What this task involves
Leave out the pictures and copy everything else below exactly.

▬▬▬

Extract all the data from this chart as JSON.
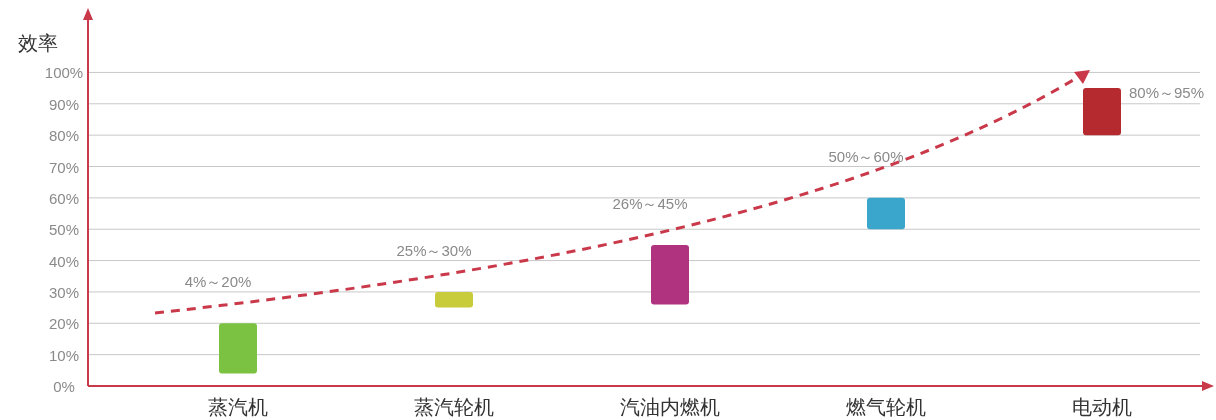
{
  "chart_data": {
    "type": "bar",
    "ylabel": "效率",
    "categories": [
      "蒸汽机",
      "蒸汽轮机",
      "汽油内燃机",
      "燃气轮机",
      "电动机"
    ],
    "base": [
      4,
      25,
      26,
      50,
      80
    ],
    "values": [
      16,
      5,
      19,
      10,
      15
    ],
    "colors": [
      "#7cc242",
      "#c8cc3a",
      "#b0337f",
      "#3aa6cc",
      "#b52a2e"
    ],
    "annotations": [
      {
        "text": "4%～20%",
        "x": "蒸汽机",
        "y": 20
      },
      {
        "text": "25%～30%",
        "x": "蒸汽轮机",
        "y": 30
      },
      {
        "text": "26%～45%",
        "x": "汽油内燃机",
        "y": 45
      },
      {
        "text": "50%～60%",
        "x": "燃气轮机",
        "y": 60
      },
      {
        "text": "80%～95%",
        "x": "电动机",
        "y": 95
      }
    ],
    "ylim": [
      0,
      118
    ],
    "yticks": [
      {
        "value": 0,
        "label": "0%"
      },
      {
        "value": 10,
        "label": "10%"
      },
      {
        "value": 20,
        "label": "20%"
      },
      {
        "value": 30,
        "label": "30%"
      },
      {
        "value": 40,
        "label": "40%"
      },
      {
        "value": 50,
        "label": "50%"
      },
      {
        "value": 60,
        "label": "60%"
      },
      {
        "value": 70,
        "label": "70%"
      },
      {
        "value": 80,
        "label": "80%"
      },
      {
        "value": 90,
        "label": "90%"
      },
      {
        "value": 100,
        "label": "100%"
      }
    ],
    "grid": "y"
  }
}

▬▬▬

Response to this task
Extract all the data from this chart as JSON.
{
  "chart_data": {
    "type": "bar",
    "ylabel": "效率",
    "categories": [
      "蒸汽机",
      "蒸汽轮机",
      "汽油内燃机",
      "燃气轮机",
      "电动机"
    ],
    "base": [
      4,
      25,
      26,
      50,
      80
    ],
    "values": [
      16,
      5,
      19,
      10,
      15
    ],
    "colors": [
      "#7cc242",
      "#c8cc3a",
      "#b0337f",
      "#3aa6cc",
      "#b52a2e"
    ],
    "annotations": [
      {
        "text": "4%～20%",
        "x": "蒸汽机",
        "y": 20
      },
      {
        "text": "25%～30%",
        "x": "蒸汽轮机",
        "y": 30
      },
      {
        "text": "26%～45%",
        "x": "汽油内燃机",
        "y": 45
      },
      {
        "text": "50%～60%",
        "x": "燃气轮机",
        "y": 60
      },
      {
        "text": "80%～95%",
        "x": "电动机",
        "y": 95
      }
    ],
    "ylim": [
      0,
      118
    ],
    "yticks": [
      {
        "value": 0,
        "label": "0%"
      },
      {
        "value": 10,
        "label": "10%"
      },
      {
        "value": 20,
        "label": "20%"
      },
      {
        "value": 30,
        "label": "30%"
      },
      {
        "value": 40,
        "label": "40%"
      },
      {
        "value": 50,
        "label": "50%"
      },
      {
        "value": 60,
        "label": "60%"
      },
      {
        "value": 70,
        "label": "70%"
      },
      {
        "value": 80,
        "label": "80%"
      },
      {
        "value": 90,
        "label": "90%"
      },
      {
        "value": 100,
        "label": "100%"
      }
    ],
    "grid": "y"
  }
}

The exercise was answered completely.